§ **Stated problem**
Pick out every line in the items below that contains the string "time" and copy each one. Case counts.

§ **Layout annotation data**
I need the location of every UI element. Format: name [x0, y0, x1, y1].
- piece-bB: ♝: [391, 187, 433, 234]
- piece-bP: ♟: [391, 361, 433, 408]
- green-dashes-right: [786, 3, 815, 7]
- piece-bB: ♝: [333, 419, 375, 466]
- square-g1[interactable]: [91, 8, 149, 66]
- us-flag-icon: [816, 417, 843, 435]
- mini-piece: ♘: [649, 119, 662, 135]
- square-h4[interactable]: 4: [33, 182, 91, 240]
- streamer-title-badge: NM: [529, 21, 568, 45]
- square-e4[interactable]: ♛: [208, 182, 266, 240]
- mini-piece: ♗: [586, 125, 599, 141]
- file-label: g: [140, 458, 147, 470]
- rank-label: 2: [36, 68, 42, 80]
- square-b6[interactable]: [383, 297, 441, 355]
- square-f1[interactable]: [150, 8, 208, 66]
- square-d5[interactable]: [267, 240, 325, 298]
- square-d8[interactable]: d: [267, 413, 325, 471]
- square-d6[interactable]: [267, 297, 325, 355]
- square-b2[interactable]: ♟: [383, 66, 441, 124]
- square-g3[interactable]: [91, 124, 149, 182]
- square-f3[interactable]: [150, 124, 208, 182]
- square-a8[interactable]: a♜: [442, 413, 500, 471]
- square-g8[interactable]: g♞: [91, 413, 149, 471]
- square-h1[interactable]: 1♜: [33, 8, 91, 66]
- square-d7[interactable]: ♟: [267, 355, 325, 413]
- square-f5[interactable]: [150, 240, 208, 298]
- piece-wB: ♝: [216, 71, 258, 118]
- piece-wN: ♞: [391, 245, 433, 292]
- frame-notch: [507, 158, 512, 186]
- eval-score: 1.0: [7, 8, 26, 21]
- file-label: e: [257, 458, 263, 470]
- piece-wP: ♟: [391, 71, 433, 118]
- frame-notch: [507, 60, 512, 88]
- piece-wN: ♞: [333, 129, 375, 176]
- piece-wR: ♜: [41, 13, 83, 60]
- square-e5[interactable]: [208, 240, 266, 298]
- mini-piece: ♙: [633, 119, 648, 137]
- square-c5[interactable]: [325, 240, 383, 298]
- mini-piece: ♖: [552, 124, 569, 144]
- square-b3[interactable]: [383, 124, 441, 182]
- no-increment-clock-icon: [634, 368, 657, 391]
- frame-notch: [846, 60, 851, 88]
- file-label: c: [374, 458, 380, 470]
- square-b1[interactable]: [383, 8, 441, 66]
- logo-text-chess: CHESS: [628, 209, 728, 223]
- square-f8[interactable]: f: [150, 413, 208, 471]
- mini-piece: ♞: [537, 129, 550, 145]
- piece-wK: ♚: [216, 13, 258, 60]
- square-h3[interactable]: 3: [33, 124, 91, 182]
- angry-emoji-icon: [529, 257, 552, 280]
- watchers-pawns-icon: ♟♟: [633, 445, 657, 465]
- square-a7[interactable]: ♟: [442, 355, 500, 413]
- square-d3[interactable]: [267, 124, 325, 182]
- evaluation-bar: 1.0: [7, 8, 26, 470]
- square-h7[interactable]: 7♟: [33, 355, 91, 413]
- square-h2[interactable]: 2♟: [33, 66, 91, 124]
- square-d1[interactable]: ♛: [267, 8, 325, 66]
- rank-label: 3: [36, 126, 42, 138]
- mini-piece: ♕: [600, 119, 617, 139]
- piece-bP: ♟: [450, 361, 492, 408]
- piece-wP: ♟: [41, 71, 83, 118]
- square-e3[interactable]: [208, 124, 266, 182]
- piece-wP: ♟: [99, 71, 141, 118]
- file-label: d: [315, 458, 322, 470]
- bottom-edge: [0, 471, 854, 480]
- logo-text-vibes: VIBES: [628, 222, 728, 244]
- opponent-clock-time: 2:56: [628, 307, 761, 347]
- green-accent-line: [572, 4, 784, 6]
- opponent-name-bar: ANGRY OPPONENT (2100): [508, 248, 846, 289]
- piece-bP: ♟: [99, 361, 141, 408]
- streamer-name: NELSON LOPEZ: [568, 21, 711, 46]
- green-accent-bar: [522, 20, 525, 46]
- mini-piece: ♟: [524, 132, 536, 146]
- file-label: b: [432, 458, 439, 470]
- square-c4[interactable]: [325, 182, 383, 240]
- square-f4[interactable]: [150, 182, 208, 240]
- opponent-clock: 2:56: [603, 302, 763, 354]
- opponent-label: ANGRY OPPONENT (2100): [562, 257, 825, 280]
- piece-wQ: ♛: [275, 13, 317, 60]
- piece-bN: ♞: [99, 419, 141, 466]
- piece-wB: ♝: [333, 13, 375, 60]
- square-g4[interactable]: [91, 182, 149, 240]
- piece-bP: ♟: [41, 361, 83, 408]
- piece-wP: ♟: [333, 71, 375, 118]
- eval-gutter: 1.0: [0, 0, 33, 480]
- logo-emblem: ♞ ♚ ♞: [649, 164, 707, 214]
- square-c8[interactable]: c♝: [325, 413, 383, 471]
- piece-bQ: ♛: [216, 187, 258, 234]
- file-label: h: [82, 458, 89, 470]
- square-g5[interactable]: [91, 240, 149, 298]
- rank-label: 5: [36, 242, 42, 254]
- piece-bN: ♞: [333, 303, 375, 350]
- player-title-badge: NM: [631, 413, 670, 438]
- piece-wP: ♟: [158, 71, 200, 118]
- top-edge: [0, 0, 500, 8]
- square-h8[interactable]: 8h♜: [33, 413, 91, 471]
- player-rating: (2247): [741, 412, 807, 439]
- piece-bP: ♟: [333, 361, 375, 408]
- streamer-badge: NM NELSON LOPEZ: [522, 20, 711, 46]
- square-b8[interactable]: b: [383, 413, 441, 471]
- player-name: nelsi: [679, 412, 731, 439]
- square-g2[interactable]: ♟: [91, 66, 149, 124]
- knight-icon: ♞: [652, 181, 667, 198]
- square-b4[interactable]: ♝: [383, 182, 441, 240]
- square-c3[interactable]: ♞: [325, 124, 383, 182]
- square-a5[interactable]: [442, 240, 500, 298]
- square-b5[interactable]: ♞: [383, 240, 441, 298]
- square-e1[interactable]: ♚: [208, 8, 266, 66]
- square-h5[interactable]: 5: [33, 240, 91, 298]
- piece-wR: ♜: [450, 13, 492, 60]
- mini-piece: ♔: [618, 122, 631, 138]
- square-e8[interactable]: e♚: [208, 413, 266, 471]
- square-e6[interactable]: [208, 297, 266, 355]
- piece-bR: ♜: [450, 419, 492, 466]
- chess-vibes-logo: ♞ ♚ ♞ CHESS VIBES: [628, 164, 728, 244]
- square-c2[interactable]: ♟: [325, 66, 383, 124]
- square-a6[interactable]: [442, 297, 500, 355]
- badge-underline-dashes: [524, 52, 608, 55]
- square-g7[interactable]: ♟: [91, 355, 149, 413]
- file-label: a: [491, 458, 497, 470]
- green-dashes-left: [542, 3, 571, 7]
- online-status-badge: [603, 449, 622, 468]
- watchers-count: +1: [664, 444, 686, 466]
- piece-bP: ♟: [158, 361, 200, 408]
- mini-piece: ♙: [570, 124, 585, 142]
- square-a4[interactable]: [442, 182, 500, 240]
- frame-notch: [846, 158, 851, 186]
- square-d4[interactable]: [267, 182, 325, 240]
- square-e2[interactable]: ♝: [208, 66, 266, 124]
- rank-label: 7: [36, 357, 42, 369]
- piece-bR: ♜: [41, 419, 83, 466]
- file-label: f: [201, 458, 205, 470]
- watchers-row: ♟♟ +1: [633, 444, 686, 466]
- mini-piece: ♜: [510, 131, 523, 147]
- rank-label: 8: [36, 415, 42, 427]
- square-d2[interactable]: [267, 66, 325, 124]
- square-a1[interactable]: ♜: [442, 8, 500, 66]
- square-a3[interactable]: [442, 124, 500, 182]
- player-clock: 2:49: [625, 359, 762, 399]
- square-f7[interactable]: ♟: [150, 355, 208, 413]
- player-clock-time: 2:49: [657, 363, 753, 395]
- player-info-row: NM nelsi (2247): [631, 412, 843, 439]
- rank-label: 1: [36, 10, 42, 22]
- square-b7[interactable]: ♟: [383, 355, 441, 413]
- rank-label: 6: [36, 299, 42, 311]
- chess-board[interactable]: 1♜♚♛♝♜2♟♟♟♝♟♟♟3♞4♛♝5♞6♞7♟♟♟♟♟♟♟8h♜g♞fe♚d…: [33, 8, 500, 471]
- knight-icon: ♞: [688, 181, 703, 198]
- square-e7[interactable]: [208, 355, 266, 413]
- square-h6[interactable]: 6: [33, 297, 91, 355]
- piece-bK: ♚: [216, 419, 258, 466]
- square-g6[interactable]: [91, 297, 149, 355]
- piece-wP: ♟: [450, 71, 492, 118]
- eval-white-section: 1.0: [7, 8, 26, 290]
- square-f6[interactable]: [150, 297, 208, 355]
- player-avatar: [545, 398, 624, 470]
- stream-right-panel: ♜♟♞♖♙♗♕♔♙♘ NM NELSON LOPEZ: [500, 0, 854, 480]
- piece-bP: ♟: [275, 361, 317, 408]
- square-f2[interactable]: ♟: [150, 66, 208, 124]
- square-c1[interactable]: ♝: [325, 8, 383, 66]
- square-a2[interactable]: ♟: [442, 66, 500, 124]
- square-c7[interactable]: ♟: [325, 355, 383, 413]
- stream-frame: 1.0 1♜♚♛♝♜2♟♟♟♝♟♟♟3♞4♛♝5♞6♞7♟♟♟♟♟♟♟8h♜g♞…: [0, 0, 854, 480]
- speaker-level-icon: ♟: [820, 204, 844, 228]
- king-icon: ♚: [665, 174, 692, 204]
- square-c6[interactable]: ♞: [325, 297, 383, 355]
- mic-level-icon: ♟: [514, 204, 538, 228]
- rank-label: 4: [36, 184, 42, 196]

§ **Exercise result**
- opponent-clock-time: 2:56: [628, 307, 761, 347]
- player-clock-time: 2:49: [657, 363, 753, 395]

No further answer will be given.